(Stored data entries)
┄┄┄┄┄┄┄┄┄┄┄┄┄┄┄┄┄┄┄┄

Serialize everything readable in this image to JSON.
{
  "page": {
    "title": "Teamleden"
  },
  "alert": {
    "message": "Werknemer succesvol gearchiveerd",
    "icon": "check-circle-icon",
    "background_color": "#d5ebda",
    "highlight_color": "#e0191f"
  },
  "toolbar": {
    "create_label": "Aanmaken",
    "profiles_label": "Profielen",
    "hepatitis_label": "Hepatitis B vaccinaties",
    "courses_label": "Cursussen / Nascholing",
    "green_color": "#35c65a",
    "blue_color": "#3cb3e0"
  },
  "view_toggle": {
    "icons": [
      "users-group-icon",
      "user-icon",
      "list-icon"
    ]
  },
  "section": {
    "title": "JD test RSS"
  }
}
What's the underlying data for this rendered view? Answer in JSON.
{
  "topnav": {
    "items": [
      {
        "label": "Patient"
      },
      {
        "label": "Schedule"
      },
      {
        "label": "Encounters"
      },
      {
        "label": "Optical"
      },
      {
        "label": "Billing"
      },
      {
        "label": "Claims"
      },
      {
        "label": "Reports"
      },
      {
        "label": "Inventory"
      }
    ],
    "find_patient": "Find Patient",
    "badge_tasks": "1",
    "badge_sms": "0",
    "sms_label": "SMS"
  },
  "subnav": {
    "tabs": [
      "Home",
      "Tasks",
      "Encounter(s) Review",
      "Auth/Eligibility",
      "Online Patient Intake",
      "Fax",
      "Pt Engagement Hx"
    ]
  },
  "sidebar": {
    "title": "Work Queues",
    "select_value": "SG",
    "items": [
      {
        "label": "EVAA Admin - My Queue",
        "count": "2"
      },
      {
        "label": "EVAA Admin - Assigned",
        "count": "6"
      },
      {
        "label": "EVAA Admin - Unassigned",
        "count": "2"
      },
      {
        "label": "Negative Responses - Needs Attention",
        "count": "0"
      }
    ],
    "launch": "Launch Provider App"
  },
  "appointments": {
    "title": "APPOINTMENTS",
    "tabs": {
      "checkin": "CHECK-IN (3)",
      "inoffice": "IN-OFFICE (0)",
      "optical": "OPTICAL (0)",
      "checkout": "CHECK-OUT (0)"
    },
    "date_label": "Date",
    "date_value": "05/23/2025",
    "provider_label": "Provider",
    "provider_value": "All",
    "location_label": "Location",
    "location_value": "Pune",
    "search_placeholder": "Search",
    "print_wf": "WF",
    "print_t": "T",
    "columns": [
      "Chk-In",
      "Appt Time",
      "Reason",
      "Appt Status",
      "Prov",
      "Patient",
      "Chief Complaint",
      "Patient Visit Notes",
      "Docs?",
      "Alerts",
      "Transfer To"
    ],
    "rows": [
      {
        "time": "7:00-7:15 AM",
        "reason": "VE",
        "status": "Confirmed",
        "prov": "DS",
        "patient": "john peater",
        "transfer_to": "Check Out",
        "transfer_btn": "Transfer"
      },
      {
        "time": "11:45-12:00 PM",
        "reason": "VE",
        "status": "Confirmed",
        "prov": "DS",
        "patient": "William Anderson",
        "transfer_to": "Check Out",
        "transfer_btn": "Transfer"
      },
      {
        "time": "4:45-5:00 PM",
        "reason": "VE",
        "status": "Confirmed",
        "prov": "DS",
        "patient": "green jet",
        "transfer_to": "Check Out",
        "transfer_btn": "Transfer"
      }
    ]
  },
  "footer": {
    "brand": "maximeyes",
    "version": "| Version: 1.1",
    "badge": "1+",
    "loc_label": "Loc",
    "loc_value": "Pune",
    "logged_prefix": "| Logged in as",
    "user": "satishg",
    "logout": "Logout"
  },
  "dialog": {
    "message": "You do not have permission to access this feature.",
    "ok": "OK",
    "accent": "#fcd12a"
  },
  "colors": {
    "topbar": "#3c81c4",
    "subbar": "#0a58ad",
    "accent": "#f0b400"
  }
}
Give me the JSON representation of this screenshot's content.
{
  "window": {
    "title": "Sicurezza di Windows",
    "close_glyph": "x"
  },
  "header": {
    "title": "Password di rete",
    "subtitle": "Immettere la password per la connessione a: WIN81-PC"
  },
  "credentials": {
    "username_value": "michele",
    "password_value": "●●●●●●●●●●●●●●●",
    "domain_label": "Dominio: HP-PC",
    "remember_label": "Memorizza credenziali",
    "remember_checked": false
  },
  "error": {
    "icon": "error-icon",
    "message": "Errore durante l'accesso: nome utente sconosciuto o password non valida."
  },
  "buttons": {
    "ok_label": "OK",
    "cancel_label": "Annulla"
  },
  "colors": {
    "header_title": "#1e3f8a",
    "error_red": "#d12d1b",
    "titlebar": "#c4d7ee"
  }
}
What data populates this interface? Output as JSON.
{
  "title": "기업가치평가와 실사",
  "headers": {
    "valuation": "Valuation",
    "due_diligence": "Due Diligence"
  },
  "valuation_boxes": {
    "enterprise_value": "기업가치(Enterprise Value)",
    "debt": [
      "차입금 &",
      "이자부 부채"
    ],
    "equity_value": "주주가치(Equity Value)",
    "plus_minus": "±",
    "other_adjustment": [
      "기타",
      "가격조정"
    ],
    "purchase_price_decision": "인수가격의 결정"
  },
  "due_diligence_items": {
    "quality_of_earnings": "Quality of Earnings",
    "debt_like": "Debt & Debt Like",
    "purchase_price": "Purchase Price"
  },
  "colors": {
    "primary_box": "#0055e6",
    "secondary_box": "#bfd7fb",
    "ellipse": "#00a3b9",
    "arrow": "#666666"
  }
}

┄┄┄┄┄┄┄┄┄┄┄┄┄┄┄┄┄┄┄┄

Task to carry out: Retype the records that precede this task, keeping them exactly the same.

Exercise solution:
Serialize everything readable in this image to JSON.
{
  "page": {
    "title": "Teamleden"
  },
  "alert": {
    "message": "Werknemer succesvol gearchiveerd",
    "icon": "check-circle-icon",
    "background_color": "#d5ebda",
    "highlight_color": "#e0191f"
  },
  "toolbar": {
    "create_label": "Aanmaken",
    "profiles_label": "Profielen",
    "hepatitis_label": "Hepatitis B vaccinaties",
    "courses_label": "Cursussen / Nascholing",
    "green_color": "#35c65a",
    "blue_color": "#3cb3e0"
  },
  "view_toggle": {
    "icons": [
      "users-group-icon",
      "user-icon",
      "list-icon"
    ]
  },
  "section": {
    "title": "JD test RSS"
  }
}
What's the underlying data for this rendered view? Answer in JSON.
{
  "topnav": {
    "items": [
      {
        "label": "Patient"
      },
      {
        "label": "Schedule"
      },
      {
        "label": "Encounters"
      },
      {
        "label": "Optical"
      },
      {
        "label": "Billing"
      },
      {
        "label": "Claims"
      },
      {
        "label": "Reports"
      },
      {
        "label": "Inventory"
      }
    ],
    "find_patient": "Find Patient",
    "badge_tasks": "1",
    "badge_sms": "0",
    "sms_label": "SMS"
  },
  "subnav": {
    "tabs": [
      "Home",
      "Tasks",
      "Encounter(s) Review",
      "Auth/Eligibility",
      "Online Patient Intake",
      "Fax",
      "Pt Engagement Hx"
    ]
  },
  "sidebar": {
    "title": "Work Queues",
    "select_value": "SG",
    "items": [
      {
        "label": "EVAA Admin - My Queue",
        "count": "2"
      },
      {
        "label": "EVAA Admin - Assigned",
        "count": "6"
      },
      {
        "label": "EVAA Admin - Unassigned",
        "count": "2"
      },
      {
        "label": "Negative Responses - Needs Attention",
        "count": "0"
      }
    ],
    "launch": "Launch Provider App"
  },
  "appointments": {
    "title": "APPOINTMENTS",
    "tabs": {
      "checkin": "CHECK-IN (3)",
      "inoffice": "IN-OFFICE (0)",
      "optical": "OPTICAL (0)",
      "checkout": "CHECK-OUT (0)"
    },
    "date_label": "Date",
    "date_value": "05/23/2025",
    "provider_label": "Provider",
    "provider_value": "All",
    "location_label": "Location",
    "location_value": "Pune",
    "search_placeholder": "Search",
    "print_wf": "WF",
    "print_t": "T",
    "columns": [
      "Chk-In",
      "Appt Time",
      "Reason",
      "Appt Status",
      "Prov",
      "Patient",
      "Chief Complaint",
      "Patient Visit Notes",
      "Docs?",
      "Alerts",
      "Transfer To"
    ],
    "rows": [
      {
        "time": "7:00-7:15 AM",
        "reason": "VE",
        "status": "Confirmed",
        "prov": "DS",
        "patient": "john peater",
        "transfer_to": "Check Out",
        "transfer_btn": "Transfer"
      },
      {
        "time": "11:45-12:00 PM",
        "reason": "VE",
        "status": "Confirmed",
        "prov": "DS",
        "patient": "William Anderson",
        "transfer_to": "Check Out",
        "transfer_btn": "Transfer"
      },
      {
        "time": "4:45-5:00 PM",
        "reason": "VE",
        "status": "Confirmed",
        "prov": "DS",
        "patient": "green jet",
        "transfer_to": "Check Out",
        "transfer_btn": "Transfer"
      }
    ]
  },
  "footer": {
    "brand": "maximeyes",
    "version": "| Version: 1.1",
    "badge": "1+",
    "loc_label": "Loc",
    "loc_value": "Pune",
    "logged_prefix": "| Logged in as",
    "user": "satishg",
    "logout": "Logout"
  },
  "dialog": {
    "message": "You do not have permission to access this feature.",
    "ok": "OK",
    "accent": "#fcd12a"
  },
  "colors": {
    "topbar": "#3c81c4",
    "subbar": "#0a58ad",
    "accent": "#f0b400"
  }
}
Give me the JSON representation of this screenshot's content.
{
  "window": {
    "title": "Sicurezza di Windows",
    "close_glyph": "x"
  },
  "header": {
    "title": "Password di rete",
    "subtitle": "Immettere la password per la connessione a: WIN81-PC"
  },
  "credentials": {
    "username_value": "michele",
    "password_value": "●●●●●●●●●●●●●●●",
    "domain_label": "Dominio: HP-PC",
    "remember_label": "Memorizza credenziali",
    "remember_checked": false
  },
  "error": {
    "icon": "error-icon",
    "message": "Errore durante l'accesso: nome utente sconosciuto o password non valida."
  },
  "buttons": {
    "ok_label": "OK",
    "cancel_label": "Annulla"
  },
  "colors": {
    "header_title": "#1e3f8a",
    "error_red": "#d12d1b",
    "titlebar": "#c4d7ee"
  }
}
What data populates this interface? Output as JSON.
{
  "title": "기업가치평가와 실사",
  "headers": {
    "valuation": "Valuation",
    "due_diligence": "Due Diligence"
  },
  "valuation_boxes": {
    "enterprise_value": "기업가치(Enterprise Value)",
    "debt": [
      "차입금 &",
      "이자부 부채"
    ],
    "equity_value": "주주가치(Equity Value)",
    "plus_minus": "±",
    "other_adjustment": [
      "기타",
      "가격조정"
    ],
    "purchase_price_decision": "인수가격의 결정"
  },
  "due_diligence_items": {
    "quality_of_earnings": "Quality of Earnings",
    "debt_like": "Debt & Debt Like",
    "purchase_price": "Purchase Price"
  },
  "colors": {
    "primary_box": "#0055e6",
    "secondary_box": "#bfd7fb",
    "ellipse": "#00a3b9",
    "arrow": "#666666"
  }
}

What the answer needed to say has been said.